■ EXERCISE PROMPT
Exactly reproduce each entry, leaving out nothing.

Dataset records
══════

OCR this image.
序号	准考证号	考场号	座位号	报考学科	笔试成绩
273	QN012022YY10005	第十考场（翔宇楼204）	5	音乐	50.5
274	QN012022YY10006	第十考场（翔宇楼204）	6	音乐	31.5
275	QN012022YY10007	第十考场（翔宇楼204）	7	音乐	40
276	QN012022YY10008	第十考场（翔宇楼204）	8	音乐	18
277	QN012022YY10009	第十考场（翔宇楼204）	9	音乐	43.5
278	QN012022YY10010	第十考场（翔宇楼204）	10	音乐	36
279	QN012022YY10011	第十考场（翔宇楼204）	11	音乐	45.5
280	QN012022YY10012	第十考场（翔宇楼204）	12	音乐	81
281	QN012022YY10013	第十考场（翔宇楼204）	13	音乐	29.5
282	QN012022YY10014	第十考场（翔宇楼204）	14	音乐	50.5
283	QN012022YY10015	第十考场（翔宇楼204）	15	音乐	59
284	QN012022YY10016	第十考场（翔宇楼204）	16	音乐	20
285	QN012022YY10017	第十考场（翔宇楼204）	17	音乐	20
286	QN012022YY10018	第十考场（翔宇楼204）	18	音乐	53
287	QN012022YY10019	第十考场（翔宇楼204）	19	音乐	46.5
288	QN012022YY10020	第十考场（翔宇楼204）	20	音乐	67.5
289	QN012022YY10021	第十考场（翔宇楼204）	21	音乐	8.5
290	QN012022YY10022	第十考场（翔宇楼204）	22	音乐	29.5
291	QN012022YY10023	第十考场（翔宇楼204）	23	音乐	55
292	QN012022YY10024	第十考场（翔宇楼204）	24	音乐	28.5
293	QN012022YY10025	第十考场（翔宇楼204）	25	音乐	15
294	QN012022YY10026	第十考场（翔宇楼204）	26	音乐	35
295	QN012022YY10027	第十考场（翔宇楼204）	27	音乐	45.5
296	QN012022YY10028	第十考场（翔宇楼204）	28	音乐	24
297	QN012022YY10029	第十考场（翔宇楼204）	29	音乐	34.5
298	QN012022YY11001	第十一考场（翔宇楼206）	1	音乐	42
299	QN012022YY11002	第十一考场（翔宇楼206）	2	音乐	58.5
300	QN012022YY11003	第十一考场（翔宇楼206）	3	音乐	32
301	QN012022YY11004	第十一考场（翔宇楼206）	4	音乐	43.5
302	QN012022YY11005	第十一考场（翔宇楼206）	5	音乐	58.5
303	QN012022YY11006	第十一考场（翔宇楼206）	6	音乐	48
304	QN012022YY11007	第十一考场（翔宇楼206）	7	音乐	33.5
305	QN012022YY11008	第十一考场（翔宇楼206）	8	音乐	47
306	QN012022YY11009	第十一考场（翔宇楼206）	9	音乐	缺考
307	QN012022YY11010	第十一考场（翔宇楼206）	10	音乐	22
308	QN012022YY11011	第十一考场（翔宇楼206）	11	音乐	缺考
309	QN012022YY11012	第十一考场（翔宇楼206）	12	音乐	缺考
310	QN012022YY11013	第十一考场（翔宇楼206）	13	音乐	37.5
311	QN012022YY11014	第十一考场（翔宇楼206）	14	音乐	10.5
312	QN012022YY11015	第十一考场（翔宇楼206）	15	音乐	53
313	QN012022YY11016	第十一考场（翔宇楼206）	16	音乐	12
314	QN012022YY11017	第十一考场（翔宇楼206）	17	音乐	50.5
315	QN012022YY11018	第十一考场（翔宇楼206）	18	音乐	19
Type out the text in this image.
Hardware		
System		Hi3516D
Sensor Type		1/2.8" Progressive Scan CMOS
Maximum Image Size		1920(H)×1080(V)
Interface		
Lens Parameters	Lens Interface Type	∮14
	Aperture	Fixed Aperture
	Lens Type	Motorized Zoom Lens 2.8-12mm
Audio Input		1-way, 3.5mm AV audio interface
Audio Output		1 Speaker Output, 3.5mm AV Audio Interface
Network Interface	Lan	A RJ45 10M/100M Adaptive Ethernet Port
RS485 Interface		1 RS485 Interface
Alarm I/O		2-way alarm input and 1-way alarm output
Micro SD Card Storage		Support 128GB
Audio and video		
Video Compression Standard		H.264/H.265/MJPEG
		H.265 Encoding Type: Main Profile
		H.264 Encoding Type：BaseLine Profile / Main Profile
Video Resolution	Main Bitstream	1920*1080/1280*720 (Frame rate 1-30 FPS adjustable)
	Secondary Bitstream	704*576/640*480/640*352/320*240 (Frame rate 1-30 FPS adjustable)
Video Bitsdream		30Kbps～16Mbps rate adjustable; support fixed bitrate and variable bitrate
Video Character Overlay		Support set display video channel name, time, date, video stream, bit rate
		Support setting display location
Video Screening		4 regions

══════

■ SOLUTION FOR THIS TASK
OCR this image.
序号	准考证号	考场号	座位号	报考学科	笔试成绩
273	QN012022YY10005	第十考场（翔宇楼204）	5	音乐	50.5
274	QN012022YY10006	第十考场（翔宇楼204）	6	音乐	31.5
275	QN012022YY10007	第十考场（翔宇楼204）	7	音乐	40
276	QN012022YY10008	第十考场（翔宇楼204）	8	音乐	18
277	QN012022YY10009	第十考场（翔宇楼204）	9	音乐	43.5
278	QN012022YY10010	第十考场（翔宇楼204）	10	音乐	36
279	QN012022YY10011	第十考场（翔宇楼204）	11	音乐	45.5
280	QN012022YY10012	第十考场（翔宇楼204）	12	音乐	81
281	QN012022YY10013	第十考场（翔宇楼204）	13	音乐	29.5
282	QN012022YY10014	第十考场（翔宇楼204）	14	音乐	50.5
283	QN012022YY10015	第十考场（翔宇楼204）	15	音乐	59
284	QN012022YY10016	第十考场（翔宇楼204）	16	音乐	20
285	QN012022YY10017	第十考场（翔宇楼204）	17	音乐	20
286	QN012022YY10018	第十考场（翔宇楼204）	18	音乐	53
287	QN012022YY10019	第十考场（翔宇楼204）	19	音乐	46.5
288	QN012022YY10020	第十考场（翔宇楼204）	20	音乐	67.5
289	QN012022YY10021	第十考场（翔宇楼204）	21	音乐	8.5
290	QN012022YY10022	第十考场（翔宇楼204）	22	音乐	29.5
291	QN012022YY10023	第十考场（翔宇楼204）	23	音乐	55
292	QN012022YY10024	第十考场（翔宇楼204）	24	音乐	28.5
293	QN012022YY10025	第十考场（翔宇楼204）	25	音乐	15
294	QN012022YY10026	第十考场（翔宇楼204）	26	音乐	35
295	QN012022YY10027	第十考场（翔宇楼204）	27	音乐	45.5
296	QN012022YY10028	第十考场（翔宇楼204）	28	音乐	24
297	QN012022YY10029	第十考场（翔宇楼204）	29	音乐	34.5
298	QN012022YY11001	第十一考场（翔宇楼206）	1	音乐	42
299	QN012022YY11002	第十一考场（翔宇楼206）	2	音乐	58.5
300	QN012022YY11003	第十一考场（翔宇楼206）	3	音乐	32
301	QN012022YY11004	第十一考场（翔宇楼206）	4	音乐	43.5
302	QN012022YY11005	第十一考场（翔宇楼206）	5	音乐	58.5
303	QN012022YY11006	第十一考场（翔宇楼206）	6	音乐	48
304	QN012022YY11007	第十一考场（翔宇楼206）	7	音乐	33.5
305	QN012022YY11008	第十一考场（翔宇楼206）	8	音乐	47
306	QN012022YY11009	第十一考场（翔宇楼206）	9	音乐	缺考
307	QN012022YY11010	第十一考场（翔宇楼206）	10	音乐	22
308	QN012022YY11011	第十一考场（翔宇楼206）	11	音乐	缺考
309	QN012022YY11012	第十一考场（翔宇楼206）	12	音乐	缺考
310	QN012022YY11013	第十一考场（翔宇楼206）	13	音乐	37.5
311	QN012022YY11014	第十一考场（翔宇楼206）	14	音乐	10.5
312	QN012022YY11015	第十一考场（翔宇楼206）	15	音乐	53
313	QN012022YY11016	第十一考场（翔宇楼206）	16	音乐	12
314	QN012022YY11017	第十一考场（翔宇楼206）	17	音乐	50.5
315	QN012022YY11018	第十一考场（翔宇楼206）	18	音乐	19
Type out the text in this image.
Hardware		
System		Hi3516D
Sensor Type		1/2.8" Progressive Scan CMOS
Maximum Image Size		1920(H)×1080(V)
Interface		
Lens Parameters	Lens Interface Type	∮14
	Aperture	Fixed Aperture
	Lens Type	Motorized Zoom Lens 2.8-12mm
Audio Input		1-way, 3.5mm AV audio interface
Audio Output		1 Speaker Output, 3.5mm AV Audio Interface
Network Interface	Lan	A RJ45 10M/100M Adaptive Ethernet Port
RS485 Interface		1 RS485 Interface
Alarm I/O		2-way alarm input and 1-way alarm output
Micro SD Card Storage		Support 128GB
Audio and video		
Video Compression Standard		H.264/H.265/MJPEG
		H.265 Encoding Type: Main Profile
		H.264 Encoding Type：BaseLine Profile / Main Profile
Video Resolution	Main Bitstream	1920*1080/1280*720 (Frame rate 1-30 FPS adjustable)
	Secondary Bitstream	704*576/640*480/640*352/320*240 (Frame rate 1-30 FPS adjustable)
Video Bitsdream		30Kbps～16Mbps rate adjustable; support fixed bitrate and variable bitrate
Video Character Overlay		Support set display video channel name, time, date, video stream, bit rate
		Support setting display location
Video Screening		4 regions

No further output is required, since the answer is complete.